____ Document text

This is not a minor distinction. Across species, across history, across war and law and daily life, the numbers hold: men die violently at twice the rate of women. Not accident, not illness—violence. The very condition of being male places the body within the arena of aggression. To be male is to be seen as fair game for attack. But to be female—or to be perceived as such—rewrites the equation. The dominant male will attack his rivals, his threats, his competitors. But he does not attack the feminine. His instinct forbids it. His social training forbids it. His culture forbids it.
Mimesexuals insist on the opposite (that they are the targets; that their existence is perilous; that to be read as female is to invite destruction). The opposite is true. Their survival rate is higher. Their exposure to direct male aggression is lower. They claim to inhabit the most vulnerable position, yet their very presence is a strategy of evasion—of sidestepping the lethal risks that define male existence. The dominant male sees a competitor and attacks; he sees the mimic, and hesitates. That hesitation is the mimic’s shield. That shield is what allows him to live.

________

* [What is asked]:
List every area across which the passage says the numbers on violent death hold.

____ Collected material

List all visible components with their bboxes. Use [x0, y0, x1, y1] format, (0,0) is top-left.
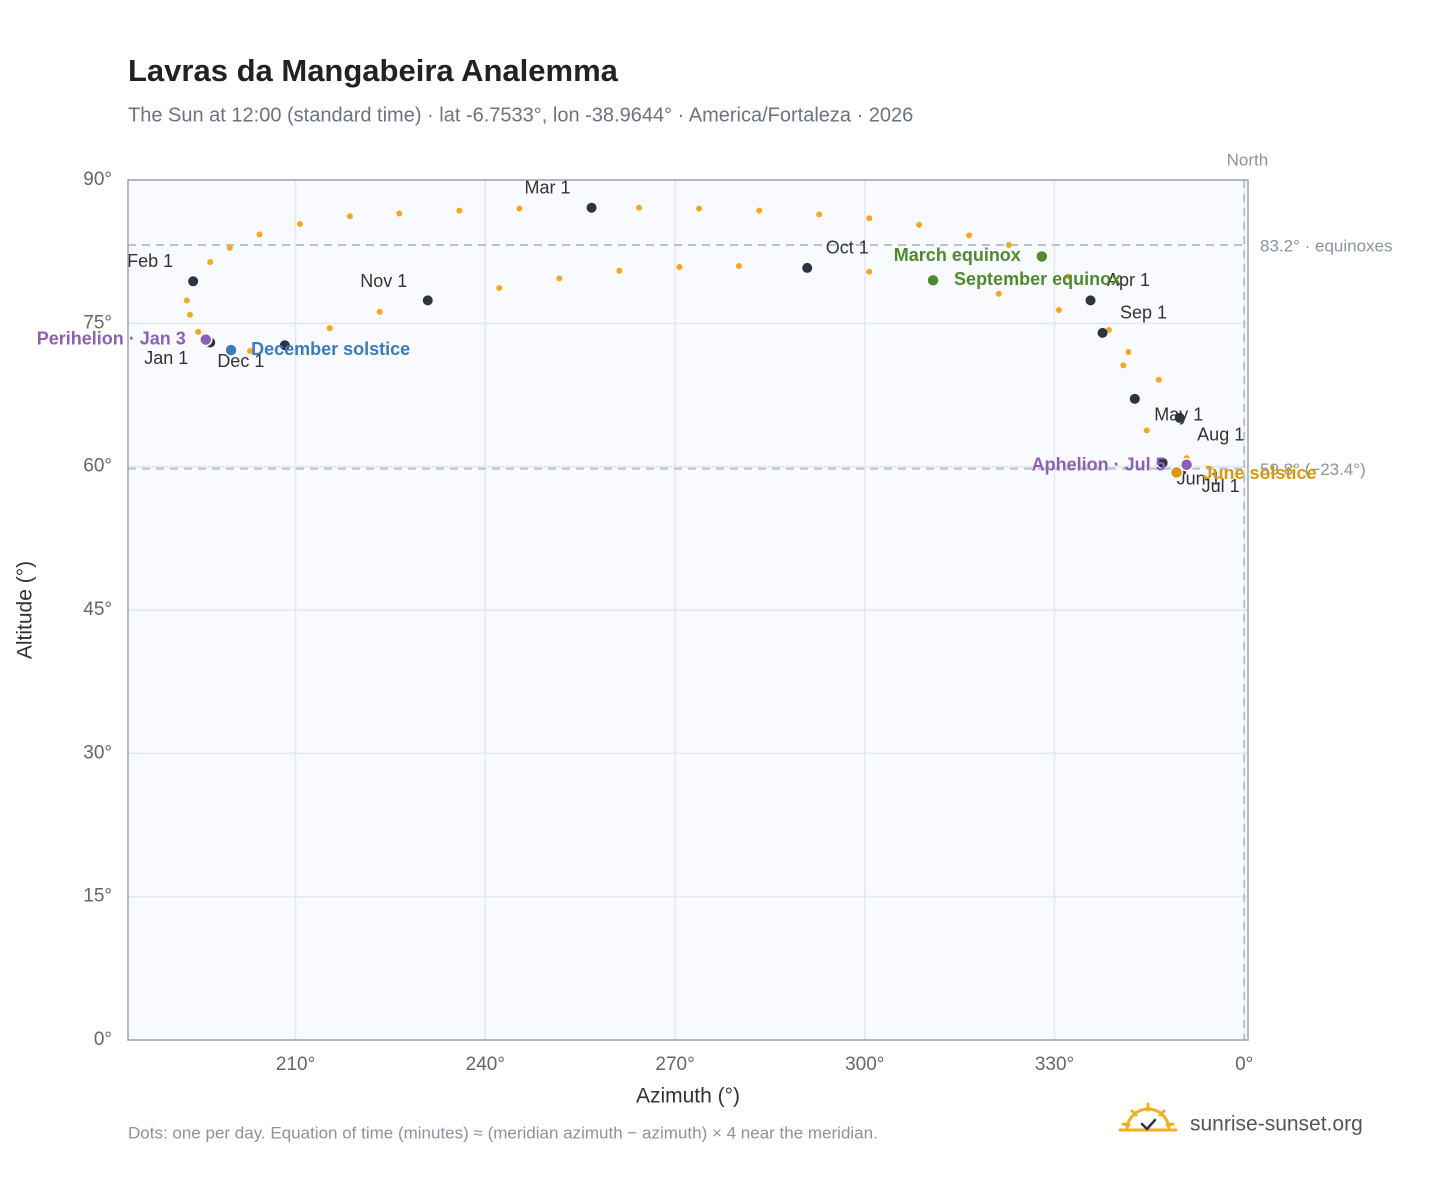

________

* [Task response]:
species, history, war, law, daily life